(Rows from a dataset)
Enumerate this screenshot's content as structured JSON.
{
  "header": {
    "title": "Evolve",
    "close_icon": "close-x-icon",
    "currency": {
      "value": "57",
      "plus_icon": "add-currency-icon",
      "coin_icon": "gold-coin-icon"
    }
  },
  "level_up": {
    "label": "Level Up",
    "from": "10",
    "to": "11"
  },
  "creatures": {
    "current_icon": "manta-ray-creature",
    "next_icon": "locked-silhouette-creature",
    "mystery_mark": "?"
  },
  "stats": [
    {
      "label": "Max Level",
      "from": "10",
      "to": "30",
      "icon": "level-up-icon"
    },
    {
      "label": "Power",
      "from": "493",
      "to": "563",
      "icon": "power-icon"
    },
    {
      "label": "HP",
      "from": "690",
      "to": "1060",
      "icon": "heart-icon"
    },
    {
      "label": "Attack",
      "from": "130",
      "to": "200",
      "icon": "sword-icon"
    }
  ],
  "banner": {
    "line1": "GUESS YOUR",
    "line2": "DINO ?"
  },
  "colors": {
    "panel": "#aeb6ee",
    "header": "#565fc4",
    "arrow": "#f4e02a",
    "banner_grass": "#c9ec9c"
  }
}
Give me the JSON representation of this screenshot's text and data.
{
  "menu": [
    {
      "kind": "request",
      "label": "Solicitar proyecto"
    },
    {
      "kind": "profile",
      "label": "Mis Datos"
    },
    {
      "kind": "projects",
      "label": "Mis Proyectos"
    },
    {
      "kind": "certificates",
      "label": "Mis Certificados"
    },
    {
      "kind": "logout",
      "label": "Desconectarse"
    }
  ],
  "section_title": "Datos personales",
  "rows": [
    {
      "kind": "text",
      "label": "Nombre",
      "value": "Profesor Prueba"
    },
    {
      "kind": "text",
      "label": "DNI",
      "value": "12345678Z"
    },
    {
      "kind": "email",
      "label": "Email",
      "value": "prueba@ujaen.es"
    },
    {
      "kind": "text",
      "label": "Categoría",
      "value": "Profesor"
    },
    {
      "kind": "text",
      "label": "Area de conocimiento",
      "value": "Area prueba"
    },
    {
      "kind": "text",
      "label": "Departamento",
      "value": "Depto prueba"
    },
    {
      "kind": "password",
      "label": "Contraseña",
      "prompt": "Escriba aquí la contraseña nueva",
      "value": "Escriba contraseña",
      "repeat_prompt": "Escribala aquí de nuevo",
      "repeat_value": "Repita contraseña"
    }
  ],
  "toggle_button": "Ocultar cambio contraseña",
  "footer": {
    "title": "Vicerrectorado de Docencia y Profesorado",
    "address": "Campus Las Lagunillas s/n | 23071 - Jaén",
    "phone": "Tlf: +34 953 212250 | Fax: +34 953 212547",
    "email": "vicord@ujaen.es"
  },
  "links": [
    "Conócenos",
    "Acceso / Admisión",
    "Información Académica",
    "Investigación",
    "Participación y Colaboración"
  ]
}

TASK STATEMENT: Repeat precisely the lines of the data starting at the one containing "Give me the", last line included.

EXERCISE RESPONSE:
Give me the JSON representation of this screenshot's text and data.
{
  "menu": [
    {
      "kind": "request",
      "label": "Solicitar proyecto"
    },
    {
      "kind": "profile",
      "label": "Mis Datos"
    },
    {
      "kind": "projects",
      "label": "Mis Proyectos"
    },
    {
      "kind": "certificates",
      "label": "Mis Certificados"
    },
    {
      "kind": "logout",
      "label": "Desconectarse"
    }
  ],
  "section_title": "Datos personales",
  "rows": [
    {
      "kind": "text",
      "label": "Nombre",
      "value": "Profesor Prueba"
    },
    {
      "kind": "text",
      "label": "DNI",
      "value": "12345678Z"
    },
    {
      "kind": "email",
      "label": "Email",
      "value": "prueba@ujaen.es"
    },
    {
      "kind": "text",
      "label": "Categoría",
      "value": "Profesor"
    },
    {
      "kind": "text",
      "label": "Area de conocimiento",
      "value": "Area prueba"
    },
    {
      "kind": "text",
      "label": "Departamento",
      "value": "Depto prueba"
    },
    {
      "kind": "password",
      "label": "Contraseña",
      "prompt": "Escriba aquí la contraseña nueva",
      "value": "Escriba contraseña",
      "repeat_prompt": "Escribala aquí de nuevo",
      "repeat_value": "Repita contraseña"
    }
  ],
  "toggle_button": "Ocultar cambio contraseña",
  "footer": {
    "title": "Vicerrectorado de Docencia y Profesorado",
    "address": "Campus Las Lagunillas s/n | 23071 - Jaén",
    "phone": "Tlf: +34 953 212250 | Fax: +34 953 212547",
    "email": "vicord@ujaen.es"
  },
  "links": [
    "Conócenos",
    "Acceso / Admisión",
    "Información Académica",
    "Investigación",
    "Participación y Colaboración"
  ]
}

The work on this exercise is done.